• **Task list**
#1 In the text on Masanjia, can you rewrite the passage between "Many of the petitioners" and "treatments, including electroshock.", inclusive, replacing "petitioners" with "detainees"?
#2 Could you condense the paragraph of the Masanjia text that begins "Whether describing inhuman treatment" while keeping its main facts?

* start Extracted text *

The article also reports beatings, reckless use of electric batons, bodily suspension, and use of the notorious “tiger bench.” Women were hung, their outstretched arms handcuffed to the upper frames of bunk beds, so that the tips of their toes just barely touched the ground. Others were hung in awkward positions with their bodies stretched and contorted. One woman described being suspended for 28 hours. Asked about the use of such torture at Masanjia, one of the article’s inside informants explained that it was similar to the way a parent uses corporal punishment to force a child to submit: “This is related to a guard’s individual personality. Some see themselves as those who are in control, whose every action is correct. They do not have an understanding of those sent to RTL.”
Many of the petitioners interviewed used hunger strikes as a form of protest, but the response from authorities was nothing short of brutal. Hunger strikers were routinely placed on “death beds,” their bodies strapped down tightly while their mouths were wrenched open and feeding tubes forced down their throats. Confined this way for days, many of the women came away with permanent scars and broken and loosened teeth. In extreme cases, women subjected to these various treatments have developed serious mental illness and been forced to undergo radical treatments, including electroshock.
Seeking Redress on Shaky Ground
Whether describing inhuman treatment, exploitative working conditions, or the quality of food and sanitation, a recurring theme in the article is that the conditions at Masanjia fail to meet norms set forth in Chinese laws and regulations. This fact seems obvious even to those running the carceral institution, but despite such recognition, incarcerated women appear to have little recourse to protection.

* end Extracted text *
* start Stored rows *

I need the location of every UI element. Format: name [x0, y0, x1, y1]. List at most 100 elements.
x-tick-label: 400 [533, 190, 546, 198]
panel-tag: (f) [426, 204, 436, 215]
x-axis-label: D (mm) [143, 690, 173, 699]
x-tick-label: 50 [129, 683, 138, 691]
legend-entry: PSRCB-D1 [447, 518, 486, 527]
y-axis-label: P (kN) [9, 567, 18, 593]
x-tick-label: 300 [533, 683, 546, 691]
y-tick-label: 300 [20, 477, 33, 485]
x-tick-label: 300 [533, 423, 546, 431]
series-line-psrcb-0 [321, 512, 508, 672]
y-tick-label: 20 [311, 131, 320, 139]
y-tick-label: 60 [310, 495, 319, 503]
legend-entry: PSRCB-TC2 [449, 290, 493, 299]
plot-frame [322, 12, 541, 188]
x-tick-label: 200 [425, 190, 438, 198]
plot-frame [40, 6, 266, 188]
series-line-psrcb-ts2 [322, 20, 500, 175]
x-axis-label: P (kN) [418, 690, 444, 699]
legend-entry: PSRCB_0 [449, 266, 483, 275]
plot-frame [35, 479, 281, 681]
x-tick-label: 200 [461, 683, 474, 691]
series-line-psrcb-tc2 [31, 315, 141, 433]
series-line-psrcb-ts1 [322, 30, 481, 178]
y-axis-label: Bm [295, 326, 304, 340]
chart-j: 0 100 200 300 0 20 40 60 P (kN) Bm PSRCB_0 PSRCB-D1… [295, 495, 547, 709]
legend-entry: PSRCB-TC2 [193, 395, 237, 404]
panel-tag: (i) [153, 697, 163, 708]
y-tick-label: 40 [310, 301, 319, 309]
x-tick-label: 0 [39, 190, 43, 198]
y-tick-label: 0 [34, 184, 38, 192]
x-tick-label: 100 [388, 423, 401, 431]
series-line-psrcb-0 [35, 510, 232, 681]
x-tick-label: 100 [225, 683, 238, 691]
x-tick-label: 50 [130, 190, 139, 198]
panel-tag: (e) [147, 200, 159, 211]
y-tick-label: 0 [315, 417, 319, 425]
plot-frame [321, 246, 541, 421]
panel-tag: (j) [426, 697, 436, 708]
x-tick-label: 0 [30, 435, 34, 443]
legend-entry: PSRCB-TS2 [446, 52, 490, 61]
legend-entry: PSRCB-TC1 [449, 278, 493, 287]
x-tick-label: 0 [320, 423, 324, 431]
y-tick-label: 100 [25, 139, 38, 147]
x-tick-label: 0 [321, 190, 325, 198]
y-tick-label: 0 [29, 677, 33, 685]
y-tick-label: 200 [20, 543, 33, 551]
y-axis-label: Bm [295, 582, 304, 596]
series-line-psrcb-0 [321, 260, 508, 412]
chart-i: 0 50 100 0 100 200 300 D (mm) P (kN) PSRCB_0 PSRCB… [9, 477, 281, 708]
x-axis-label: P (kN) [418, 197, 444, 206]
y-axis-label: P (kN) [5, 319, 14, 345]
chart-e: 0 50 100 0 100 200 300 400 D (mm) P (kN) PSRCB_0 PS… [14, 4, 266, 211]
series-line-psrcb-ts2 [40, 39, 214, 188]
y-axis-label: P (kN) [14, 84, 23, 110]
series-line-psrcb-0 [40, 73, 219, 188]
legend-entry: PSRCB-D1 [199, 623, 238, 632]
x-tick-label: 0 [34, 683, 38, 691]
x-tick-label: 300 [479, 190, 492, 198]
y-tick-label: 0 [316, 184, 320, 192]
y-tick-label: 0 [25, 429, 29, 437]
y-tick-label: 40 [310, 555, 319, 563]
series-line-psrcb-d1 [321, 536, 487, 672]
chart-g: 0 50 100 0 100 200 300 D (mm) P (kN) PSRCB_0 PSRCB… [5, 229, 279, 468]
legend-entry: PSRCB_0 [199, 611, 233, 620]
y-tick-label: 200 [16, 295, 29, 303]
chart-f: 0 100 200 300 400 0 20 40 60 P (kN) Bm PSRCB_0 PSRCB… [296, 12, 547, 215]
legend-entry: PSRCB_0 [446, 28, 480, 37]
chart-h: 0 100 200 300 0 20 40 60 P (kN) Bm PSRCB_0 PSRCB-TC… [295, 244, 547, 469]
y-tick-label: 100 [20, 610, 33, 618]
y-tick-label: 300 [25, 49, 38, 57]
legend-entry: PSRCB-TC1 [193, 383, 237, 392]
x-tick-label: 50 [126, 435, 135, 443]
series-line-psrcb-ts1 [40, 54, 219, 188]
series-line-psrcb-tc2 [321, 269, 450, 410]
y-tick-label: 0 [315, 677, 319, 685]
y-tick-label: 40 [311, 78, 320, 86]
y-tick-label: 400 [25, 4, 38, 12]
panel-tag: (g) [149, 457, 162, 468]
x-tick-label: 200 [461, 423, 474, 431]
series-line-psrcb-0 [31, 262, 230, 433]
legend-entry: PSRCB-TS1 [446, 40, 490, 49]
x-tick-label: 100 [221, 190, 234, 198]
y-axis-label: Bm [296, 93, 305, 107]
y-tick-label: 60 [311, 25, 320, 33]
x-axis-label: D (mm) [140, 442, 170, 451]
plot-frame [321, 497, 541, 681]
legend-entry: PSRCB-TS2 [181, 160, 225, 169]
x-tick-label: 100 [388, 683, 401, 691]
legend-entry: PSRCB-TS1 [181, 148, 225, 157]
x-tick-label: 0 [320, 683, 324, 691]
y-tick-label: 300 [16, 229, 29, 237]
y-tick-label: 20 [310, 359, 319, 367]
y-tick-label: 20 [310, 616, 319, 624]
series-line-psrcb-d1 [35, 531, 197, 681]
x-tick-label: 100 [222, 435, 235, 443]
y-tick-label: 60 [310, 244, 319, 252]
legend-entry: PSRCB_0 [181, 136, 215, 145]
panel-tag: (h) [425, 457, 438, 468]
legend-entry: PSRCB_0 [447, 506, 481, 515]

* end Stored rows *

• **Answers to the problems**
#1
Many of the detainees interviewed used hunger strikes as a form of protest, but the response from authorities was nothing short of brutal. Hunger strikers were routinely placed on “death beds,” their bodies strapped down tightly while their mouths were wrenched open and feeding tubes forced down their throats. Confined this way for days, many of the women came away with permanent scars and broken and loosened teeth. In extreme cases, women subjected to these various treatments have developed serious mental illness and been forced to undergo radical treatments, including electroshock.

#2 The article repeatedly shows that Masanjia's treatment of inmates, working conditions, food, and sanitation fall short of Chinese laws and regulations. Even those running the institution seem to recognize this, yet incarcerated women have little recourse to protection.